WORK TO BE COMPLETED - From the listing below, pull out the lines that hold "must".

DATA TO USE -
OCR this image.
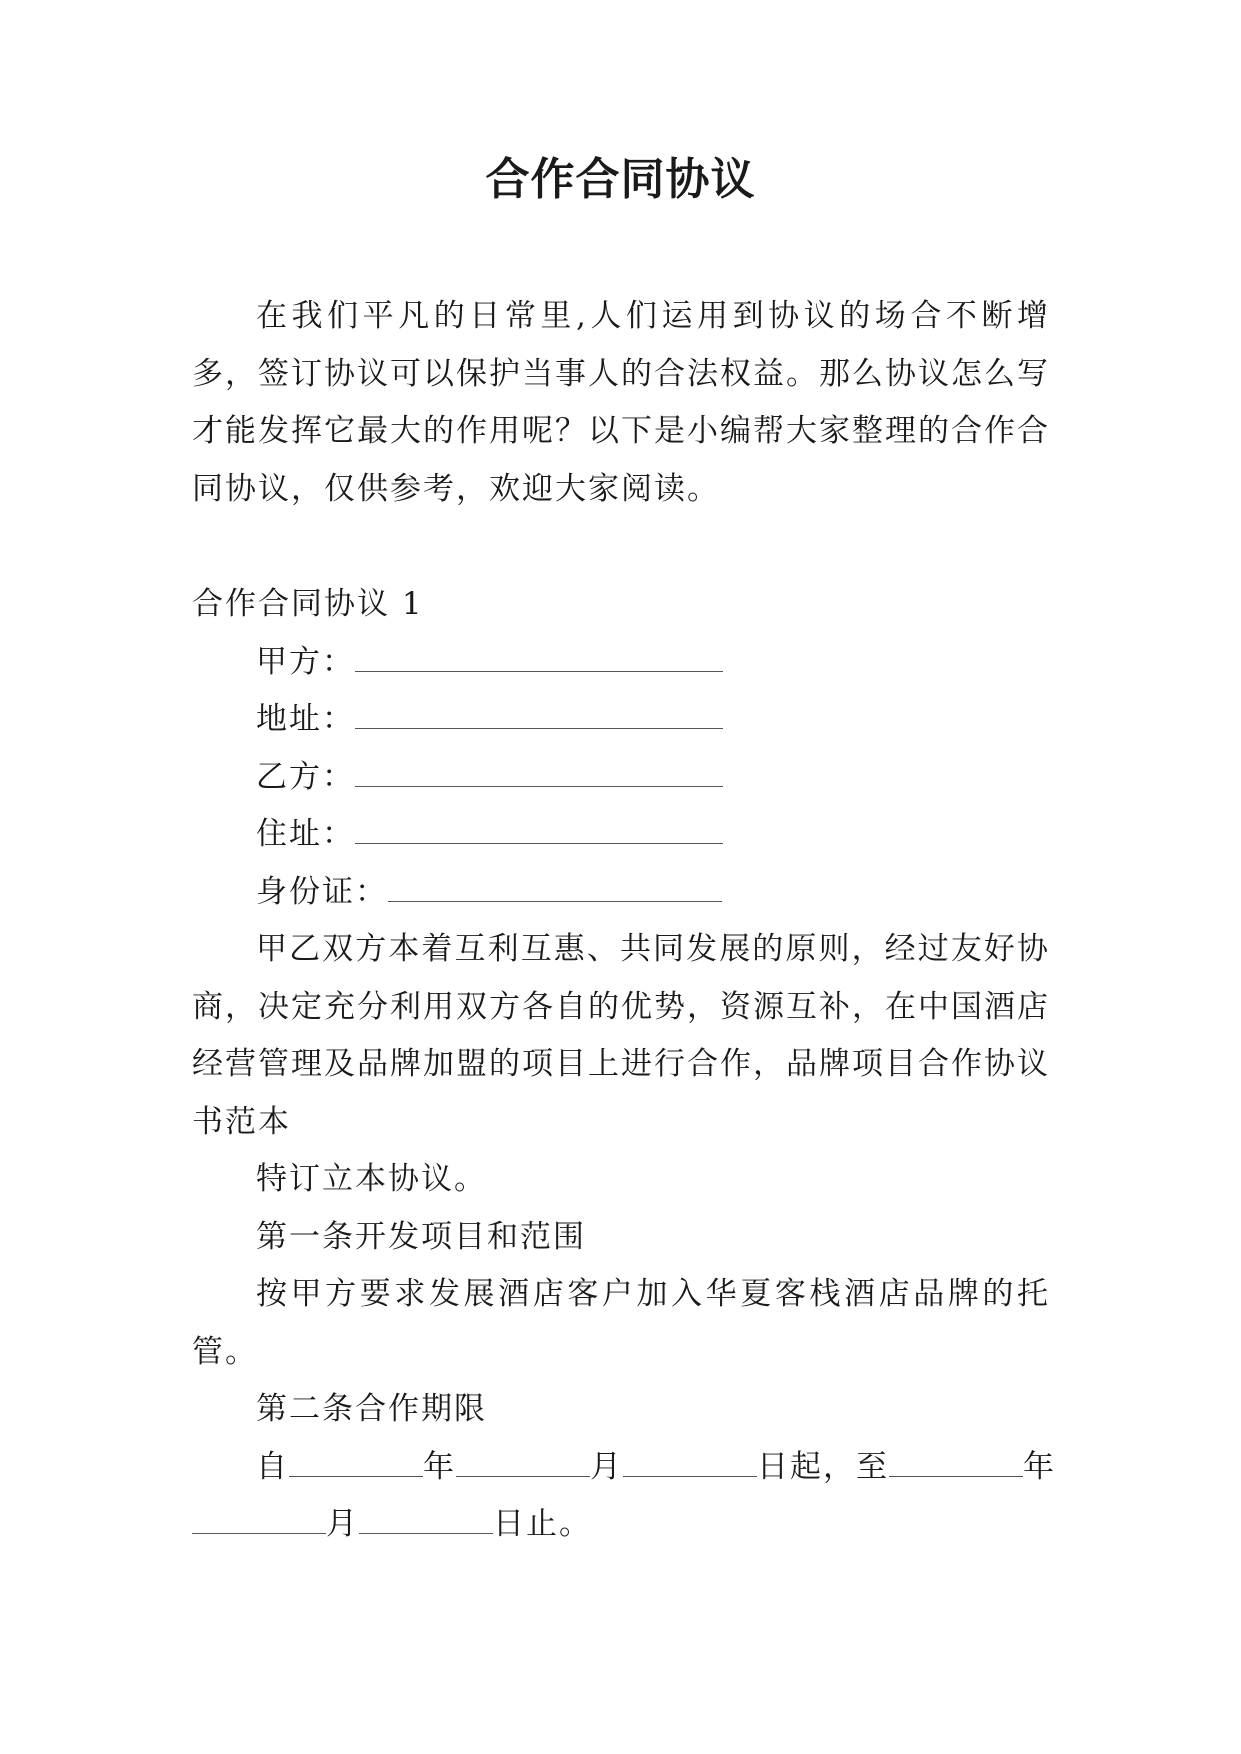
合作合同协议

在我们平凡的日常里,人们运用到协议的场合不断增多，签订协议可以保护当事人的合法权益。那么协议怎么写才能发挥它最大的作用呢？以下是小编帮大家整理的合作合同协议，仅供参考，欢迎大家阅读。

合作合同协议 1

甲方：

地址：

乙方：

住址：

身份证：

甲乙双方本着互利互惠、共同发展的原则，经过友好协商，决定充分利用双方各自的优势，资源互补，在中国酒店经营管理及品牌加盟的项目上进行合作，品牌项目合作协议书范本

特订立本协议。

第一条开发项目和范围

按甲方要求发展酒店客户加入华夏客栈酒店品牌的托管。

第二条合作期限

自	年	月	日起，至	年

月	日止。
...
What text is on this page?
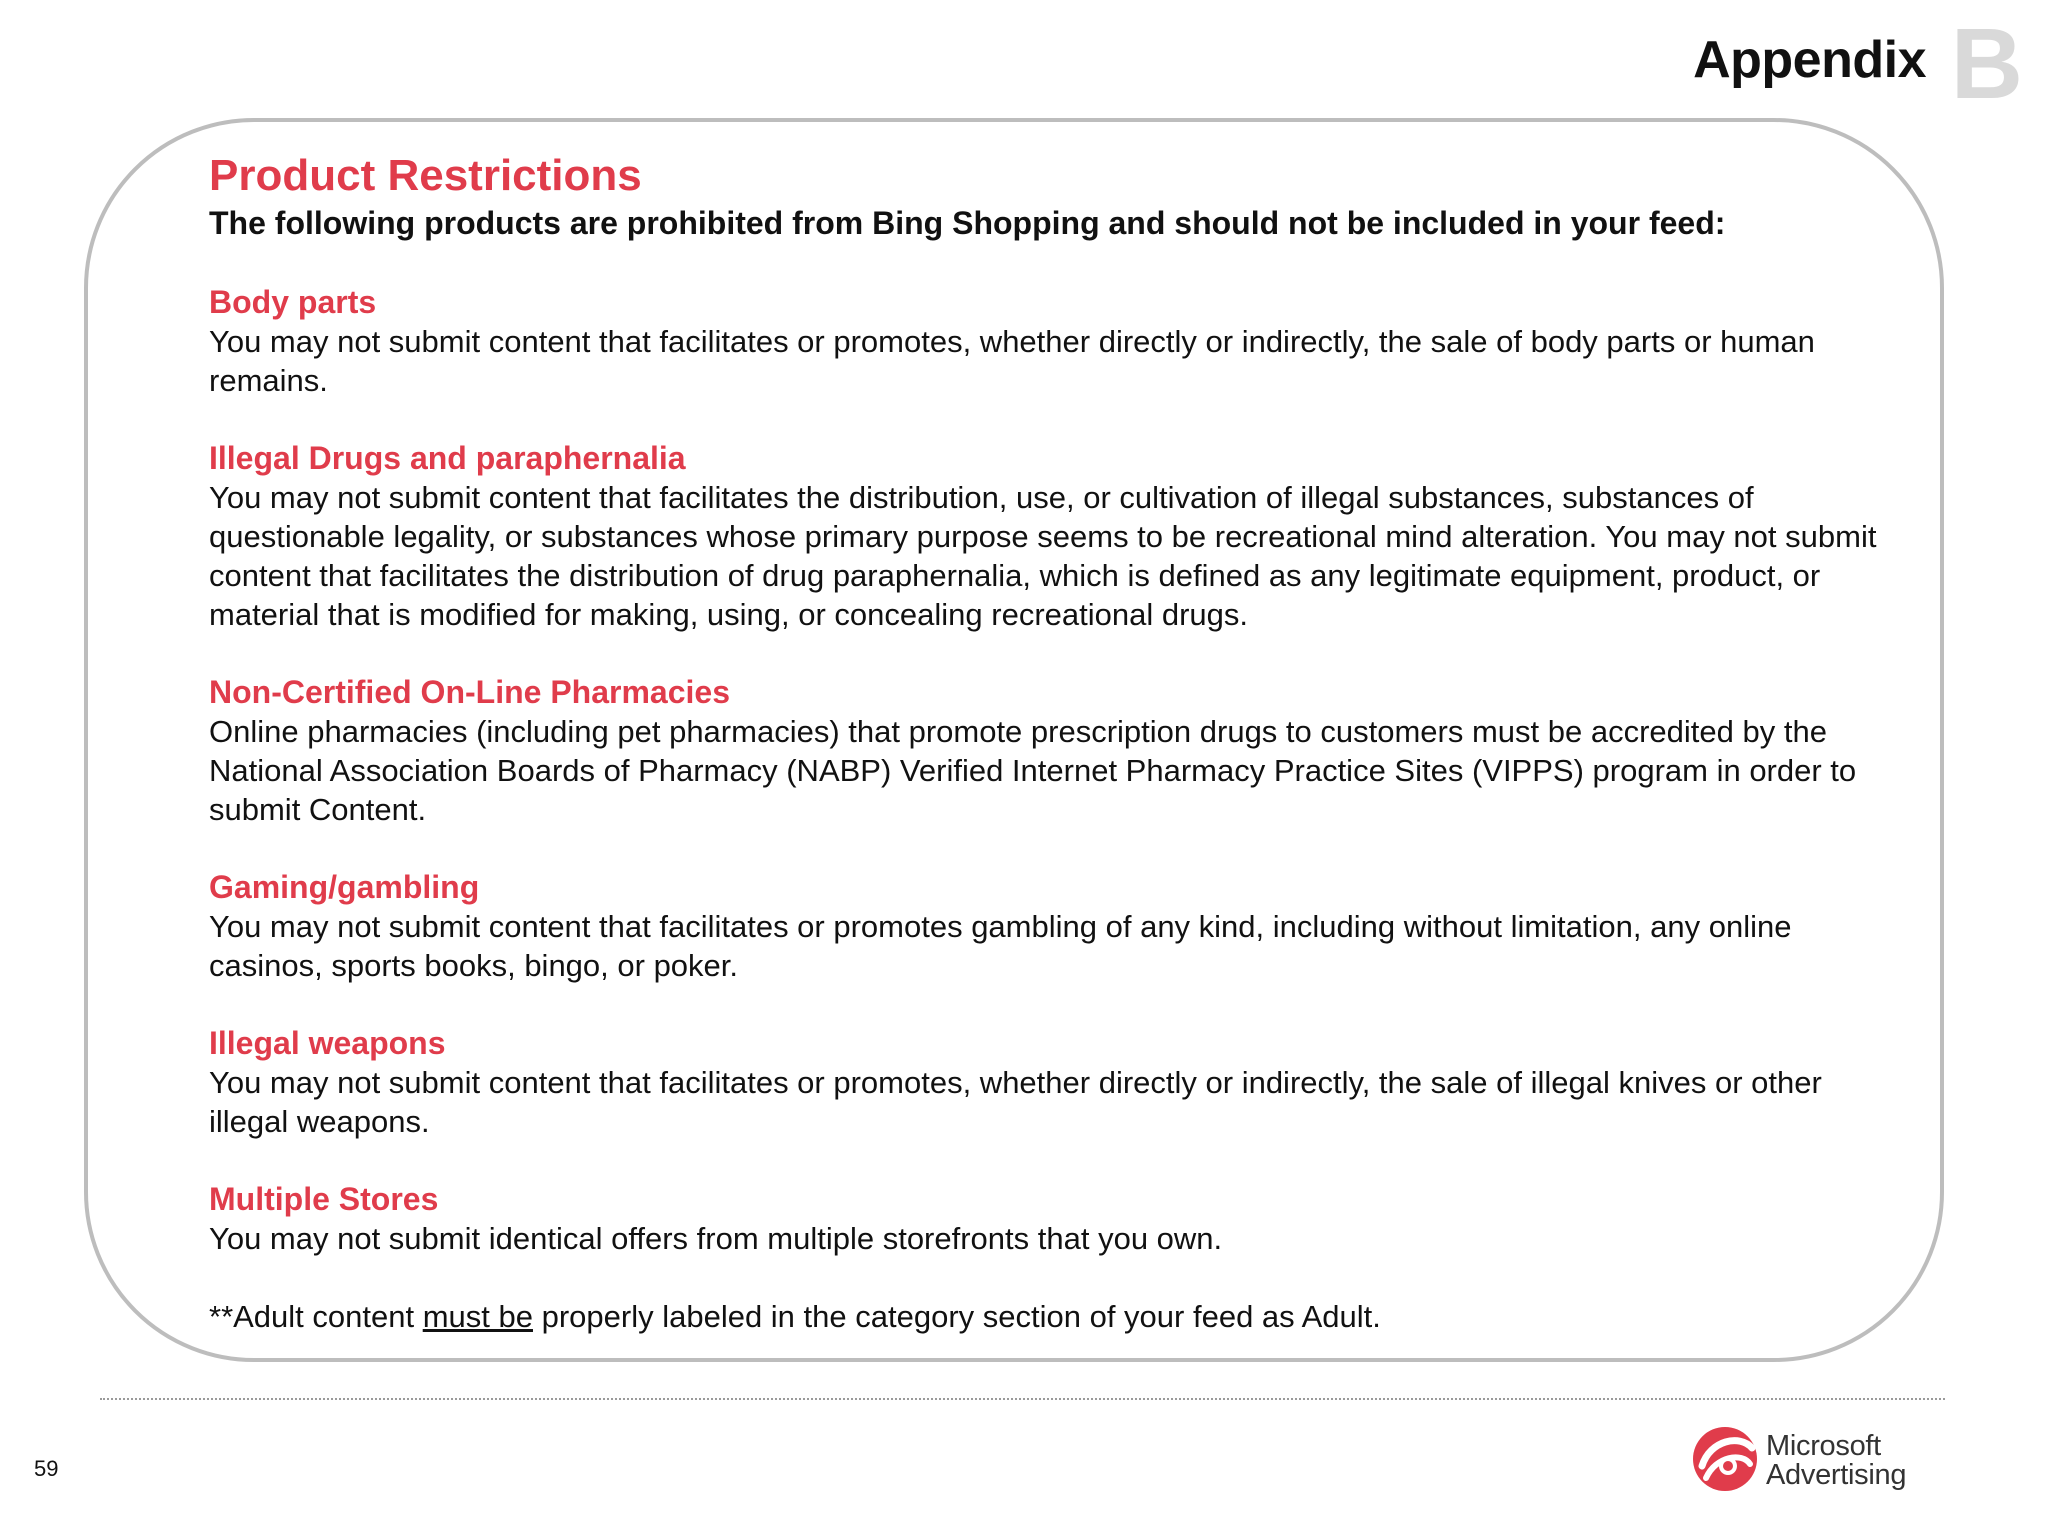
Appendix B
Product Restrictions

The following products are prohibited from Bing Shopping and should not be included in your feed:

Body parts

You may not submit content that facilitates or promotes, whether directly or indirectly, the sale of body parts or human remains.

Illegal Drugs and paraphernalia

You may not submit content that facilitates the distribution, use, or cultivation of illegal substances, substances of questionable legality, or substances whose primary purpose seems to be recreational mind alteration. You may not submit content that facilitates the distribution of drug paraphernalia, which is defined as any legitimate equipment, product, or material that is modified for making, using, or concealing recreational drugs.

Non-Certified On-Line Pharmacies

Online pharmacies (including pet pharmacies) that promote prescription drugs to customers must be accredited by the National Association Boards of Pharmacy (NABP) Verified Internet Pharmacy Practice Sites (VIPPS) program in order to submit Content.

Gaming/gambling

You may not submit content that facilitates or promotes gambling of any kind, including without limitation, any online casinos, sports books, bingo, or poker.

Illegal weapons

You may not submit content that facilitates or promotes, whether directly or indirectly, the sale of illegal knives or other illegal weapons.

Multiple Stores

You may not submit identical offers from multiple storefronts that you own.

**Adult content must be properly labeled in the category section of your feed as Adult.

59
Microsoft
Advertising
==
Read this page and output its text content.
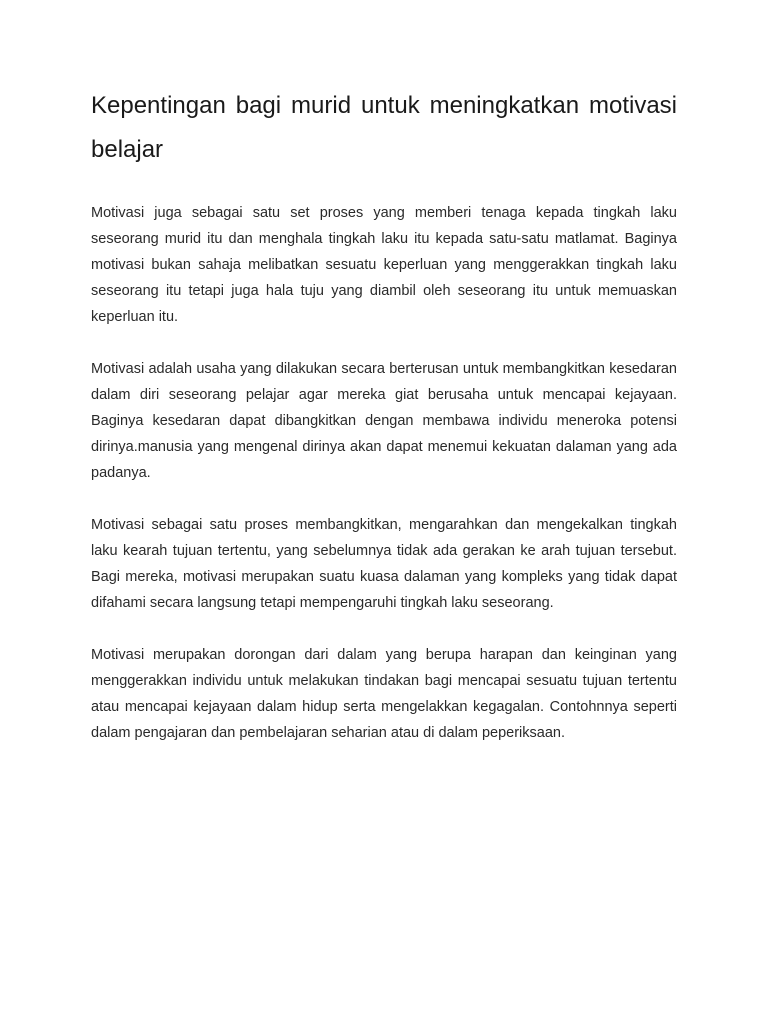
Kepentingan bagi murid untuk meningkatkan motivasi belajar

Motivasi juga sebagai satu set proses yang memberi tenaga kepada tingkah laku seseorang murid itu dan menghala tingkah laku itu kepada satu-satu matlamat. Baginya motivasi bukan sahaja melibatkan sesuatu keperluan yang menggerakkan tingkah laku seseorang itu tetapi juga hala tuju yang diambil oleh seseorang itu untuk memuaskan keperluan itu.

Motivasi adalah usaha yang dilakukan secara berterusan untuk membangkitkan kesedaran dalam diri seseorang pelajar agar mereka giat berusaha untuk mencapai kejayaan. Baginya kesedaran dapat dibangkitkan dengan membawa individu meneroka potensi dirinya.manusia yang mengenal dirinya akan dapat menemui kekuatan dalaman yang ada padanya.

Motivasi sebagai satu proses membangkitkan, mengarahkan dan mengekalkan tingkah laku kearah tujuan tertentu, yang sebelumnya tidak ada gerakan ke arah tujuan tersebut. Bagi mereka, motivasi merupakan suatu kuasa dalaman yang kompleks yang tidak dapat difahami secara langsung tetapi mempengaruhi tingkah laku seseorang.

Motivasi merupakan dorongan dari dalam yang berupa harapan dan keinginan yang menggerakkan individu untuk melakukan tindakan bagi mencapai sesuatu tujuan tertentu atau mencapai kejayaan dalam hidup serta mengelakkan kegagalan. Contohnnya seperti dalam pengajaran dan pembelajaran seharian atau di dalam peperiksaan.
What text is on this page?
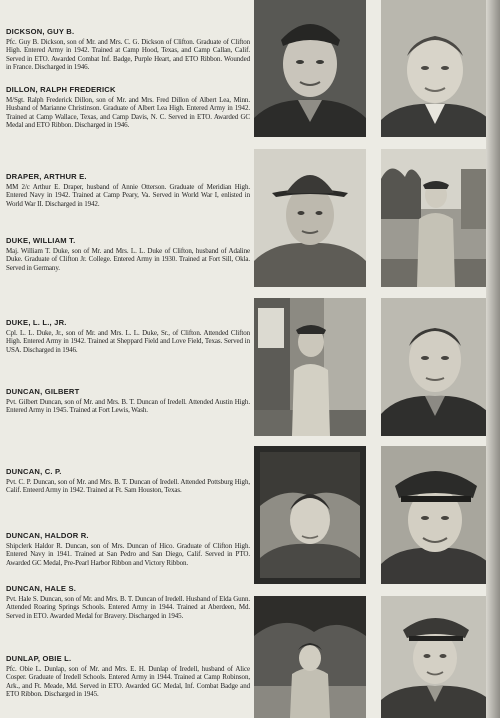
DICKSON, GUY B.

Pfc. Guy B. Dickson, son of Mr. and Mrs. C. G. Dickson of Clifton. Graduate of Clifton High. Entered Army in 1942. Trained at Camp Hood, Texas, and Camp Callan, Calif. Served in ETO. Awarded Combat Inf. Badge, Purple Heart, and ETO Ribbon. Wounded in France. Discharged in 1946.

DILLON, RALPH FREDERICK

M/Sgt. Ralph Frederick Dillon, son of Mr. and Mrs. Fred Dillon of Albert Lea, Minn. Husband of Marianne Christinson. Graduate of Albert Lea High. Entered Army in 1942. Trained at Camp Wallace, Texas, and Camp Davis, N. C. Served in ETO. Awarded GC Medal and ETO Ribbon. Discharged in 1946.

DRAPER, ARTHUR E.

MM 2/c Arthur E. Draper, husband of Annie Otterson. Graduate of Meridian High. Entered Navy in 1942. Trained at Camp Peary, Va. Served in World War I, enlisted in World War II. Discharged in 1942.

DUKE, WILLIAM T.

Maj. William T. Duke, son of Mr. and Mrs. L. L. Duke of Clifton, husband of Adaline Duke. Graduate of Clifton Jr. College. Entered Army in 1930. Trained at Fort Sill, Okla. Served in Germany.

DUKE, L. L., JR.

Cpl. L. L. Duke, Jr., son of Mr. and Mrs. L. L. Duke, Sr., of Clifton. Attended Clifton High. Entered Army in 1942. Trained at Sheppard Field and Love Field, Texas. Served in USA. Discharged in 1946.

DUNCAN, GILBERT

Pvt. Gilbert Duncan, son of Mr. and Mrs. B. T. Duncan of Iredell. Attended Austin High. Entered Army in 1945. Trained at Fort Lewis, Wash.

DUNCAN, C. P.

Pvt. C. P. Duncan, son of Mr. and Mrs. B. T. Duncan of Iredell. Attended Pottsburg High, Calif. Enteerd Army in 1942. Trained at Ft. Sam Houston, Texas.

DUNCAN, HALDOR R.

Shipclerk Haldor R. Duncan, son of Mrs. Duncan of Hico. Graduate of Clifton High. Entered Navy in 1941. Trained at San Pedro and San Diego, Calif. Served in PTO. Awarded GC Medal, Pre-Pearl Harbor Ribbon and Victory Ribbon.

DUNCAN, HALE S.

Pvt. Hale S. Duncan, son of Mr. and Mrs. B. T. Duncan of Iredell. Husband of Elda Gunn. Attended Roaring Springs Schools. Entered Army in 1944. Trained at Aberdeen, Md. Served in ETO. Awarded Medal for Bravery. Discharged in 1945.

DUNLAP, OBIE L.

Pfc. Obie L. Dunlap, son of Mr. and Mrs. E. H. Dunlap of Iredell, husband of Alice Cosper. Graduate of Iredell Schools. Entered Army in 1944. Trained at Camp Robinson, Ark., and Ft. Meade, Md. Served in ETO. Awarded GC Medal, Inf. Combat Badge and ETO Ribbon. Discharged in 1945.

WRITTEN ANSWER -
Online pharmacies (including pet pharmacies) that promote prescription drugs to customers must be accredited by the National Association Boards of Pharmacy (NABP) Verified Internet Pharmacy Practice Sites (VIPPS) program in order to submit Content.
**Adult content must be properly labeled in the category section of your feed as Adult.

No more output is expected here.